■ GOAL OF THE EXERCISE:
Transcribe the material in full, exactly as written.

■ Extracted data entries:
++++++++
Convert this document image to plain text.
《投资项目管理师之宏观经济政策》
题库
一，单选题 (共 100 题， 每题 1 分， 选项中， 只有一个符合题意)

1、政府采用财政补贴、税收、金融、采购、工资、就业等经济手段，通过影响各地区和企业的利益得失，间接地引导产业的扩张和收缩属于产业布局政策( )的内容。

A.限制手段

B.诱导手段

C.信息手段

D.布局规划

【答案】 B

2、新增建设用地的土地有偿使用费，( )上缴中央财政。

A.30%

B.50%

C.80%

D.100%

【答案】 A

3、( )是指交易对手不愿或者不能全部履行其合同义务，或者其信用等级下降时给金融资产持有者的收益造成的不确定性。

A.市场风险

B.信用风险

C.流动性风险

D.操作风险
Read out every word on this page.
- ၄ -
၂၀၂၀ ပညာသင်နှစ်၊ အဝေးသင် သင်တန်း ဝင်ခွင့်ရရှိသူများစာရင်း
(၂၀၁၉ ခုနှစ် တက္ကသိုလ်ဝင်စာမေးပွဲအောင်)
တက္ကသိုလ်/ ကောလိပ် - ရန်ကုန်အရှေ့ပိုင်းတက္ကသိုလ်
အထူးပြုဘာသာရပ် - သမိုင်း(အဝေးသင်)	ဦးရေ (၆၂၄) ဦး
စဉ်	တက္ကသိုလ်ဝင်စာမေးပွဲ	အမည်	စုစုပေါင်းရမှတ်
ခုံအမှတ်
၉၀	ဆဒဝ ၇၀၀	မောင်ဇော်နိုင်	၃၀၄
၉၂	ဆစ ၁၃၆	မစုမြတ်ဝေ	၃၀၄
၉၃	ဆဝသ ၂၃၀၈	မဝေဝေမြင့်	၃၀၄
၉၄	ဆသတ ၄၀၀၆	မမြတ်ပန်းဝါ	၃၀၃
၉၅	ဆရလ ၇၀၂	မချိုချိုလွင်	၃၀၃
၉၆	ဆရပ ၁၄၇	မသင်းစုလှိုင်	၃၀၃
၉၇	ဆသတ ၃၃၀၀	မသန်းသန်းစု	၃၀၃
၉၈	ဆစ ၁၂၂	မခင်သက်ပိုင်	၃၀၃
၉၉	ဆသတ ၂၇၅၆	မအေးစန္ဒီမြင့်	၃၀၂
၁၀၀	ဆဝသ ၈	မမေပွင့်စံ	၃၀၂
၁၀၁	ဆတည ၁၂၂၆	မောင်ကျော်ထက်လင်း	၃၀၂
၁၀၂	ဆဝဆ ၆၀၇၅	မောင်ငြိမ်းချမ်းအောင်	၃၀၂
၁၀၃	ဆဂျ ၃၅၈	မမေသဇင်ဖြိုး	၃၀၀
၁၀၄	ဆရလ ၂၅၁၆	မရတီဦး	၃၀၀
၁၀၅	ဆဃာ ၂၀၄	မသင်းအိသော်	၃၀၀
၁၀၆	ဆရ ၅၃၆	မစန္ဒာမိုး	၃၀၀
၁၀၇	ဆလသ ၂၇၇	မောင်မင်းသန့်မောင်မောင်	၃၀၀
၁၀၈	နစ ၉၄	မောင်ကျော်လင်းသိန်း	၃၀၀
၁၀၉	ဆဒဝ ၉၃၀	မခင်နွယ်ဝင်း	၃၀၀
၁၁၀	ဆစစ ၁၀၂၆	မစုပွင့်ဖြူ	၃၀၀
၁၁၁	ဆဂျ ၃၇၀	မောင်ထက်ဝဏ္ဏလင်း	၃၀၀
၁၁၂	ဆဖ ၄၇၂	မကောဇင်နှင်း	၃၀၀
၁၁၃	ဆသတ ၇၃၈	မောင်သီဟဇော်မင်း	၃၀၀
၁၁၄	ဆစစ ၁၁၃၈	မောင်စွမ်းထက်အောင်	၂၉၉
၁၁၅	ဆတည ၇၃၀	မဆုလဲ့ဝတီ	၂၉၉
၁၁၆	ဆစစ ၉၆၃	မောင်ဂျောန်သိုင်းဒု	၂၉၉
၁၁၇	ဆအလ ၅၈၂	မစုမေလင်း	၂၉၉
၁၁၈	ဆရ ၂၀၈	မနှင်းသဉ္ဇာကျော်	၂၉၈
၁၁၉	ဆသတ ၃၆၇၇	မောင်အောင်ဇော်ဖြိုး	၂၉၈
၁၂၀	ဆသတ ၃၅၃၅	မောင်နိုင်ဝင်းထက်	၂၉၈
++++++++
■ FINISHED TASK:
Convert this document image to plain text.
《投资项目管理师之宏观经济政策》
题库
一，单选题 (共 100 题， 每题 1 分， 选项中， 只有一个符合题意)

1、政府采用财政补贴、税收、金融、采购、工资、就业等经济手段，通过影响各地区和企业的利益得失，间接地引导产业的扩张和收缩属于产业布局政策( )的内容。

A.限制手段

B.诱导手段

C.信息手段

D.布局规划

【答案】 B

2、新增建设用地的土地有偿使用费，( )上缴中央财政。

A.30%

B.50%

C.80%

D.100%

【答案】 A

3、( )是指交易对手不愿或者不能全部履行其合同义务，或者其信用等级下降时给金融资产持有者的收益造成的不确定性。

A.市场风险

B.信用风险

C.流动性风险

D.操作风险
Read out every word on this page.
- ၄ -
၂၀၂၀ ပညာသင်နှစ်၊ အဝေးသင် သင်တန်း ဝင်ခွင့်ရရှိသူများစာရင်း
(၂၀၁၉ ခုနှစ် တက္ကသိုလ်ဝင်စာမေးပွဲအောင်)
တက္ကသိုလ်/ ကောလိပ် - ရန်ကုန်အရှေ့ပိုင်းတက္ကသိုလ်
အထူးပြုဘာသာရပ် - သမိုင်း(အဝေးသင်)	ဦးရေ (၆၂၄) ဦး
စဉ်	တက္ကသိုလ်ဝင်စာမေးပွဲ	အမည်	စုစုပေါင်းရမှတ်
ခုံအမှတ်
၉၀	ဆဒဝ ၇၀၀	မောင်ဇော်နိုင်	၃၀၄
၉၂	ဆစ ၁၃၆	မစုမြတ်ဝေ	၃၀၄
၉၃	ဆဝသ ၂၃၀၈	မဝေဝေမြင့်	၃၀၄
၉၄	ဆသတ ၄၀၀၆	မမြတ်ပန်းဝါ	၃၀၃
၉၅	ဆရလ ၇၀၂	မချိုချိုလွင်	၃၀၃
၉၆	ဆရပ ၁၄၇	မသင်းစုလှိုင်	၃၀၃
၉၇	ဆသတ ၃၃၀၀	မသန်းသန်းစု	၃၀၃
၉၈	ဆစ ၁၂၂	မခင်သက်ပိုင်	၃၀၃
၉၉	ဆသတ ၂၇၅၆	မအေးစန္ဒီမြင့်	၃၀၂
၁၀၀	ဆဝသ ၈	မမေပွင့်စံ	၃၀၂
၁၀၁	ဆတည ၁၂၂၆	မောင်ကျော်ထက်လင်း	၃၀၂
၁၀၂	ဆဝဆ ၆၀၇၅	မောင်ငြိမ်းချမ်းအောင်	၃၀၂
၁၀၃	ဆဂျ ၃၅၈	မမေသဇင်ဖြိုး	၃၀၀
၁၀၄	ဆရလ ၂၅၁၆	မရတီဦး	၃၀၀
၁၀၅	ဆဃာ ၂၀၄	မသင်းအိသော်	၃၀၀
၁၀၆	ဆရ ၅၃၆	မစန္ဒာမိုး	၃၀၀
၁၀၇	ဆလသ ၂၇၇	မောင်မင်းသန့်မောင်မောင်	၃၀၀
၁၀၈	နစ ၉၄	မောင်ကျော်လင်းသိန်း	၃၀၀
၁၀၉	ဆဒဝ ၉၃၀	မခင်နွယ်ဝင်း	၃၀၀
၁၁၀	ဆစစ ၁၀၂၆	မစုပွင့်ဖြူ	၃၀၀
၁၁၁	ဆဂျ ၃၇၀	မောင်ထက်ဝဏ္ဏလင်း	၃၀၀
၁၁၂	ဆဖ ၄၇၂	မကောဇင်နှင်း	၃၀၀
၁၁၃	ဆသတ ၇၃၈	မောင်သီဟဇော်မင်း	၃၀၀
၁၁၄	ဆစစ ၁၁၃၈	မောင်စွမ်းထက်အောင်	၂၉၉
၁၁၅	ဆတည ၇၃၀	မဆုလဲ့ဝတီ	၂၉၉
၁၁၆	ဆစစ ၉၆၃	မောင်ဂျောန်သိုင်းဒု	၂၉၉
၁၁၇	ဆအလ ၅၈၂	မစုမေလင်း	၂၉၉
၁၁၈	ဆရ ၂၀၈	မနှင်းသဉ္ဇာကျော်	၂၉၈
၁၁၉	ဆသတ ၃၆၇၇	မောင်အောင်ဇော်ဖြိုး	၂၉၈
၁၂၀	ဆသတ ၃၅၃၅	မောင်နိုင်ဝင်းထက်	၂၉၈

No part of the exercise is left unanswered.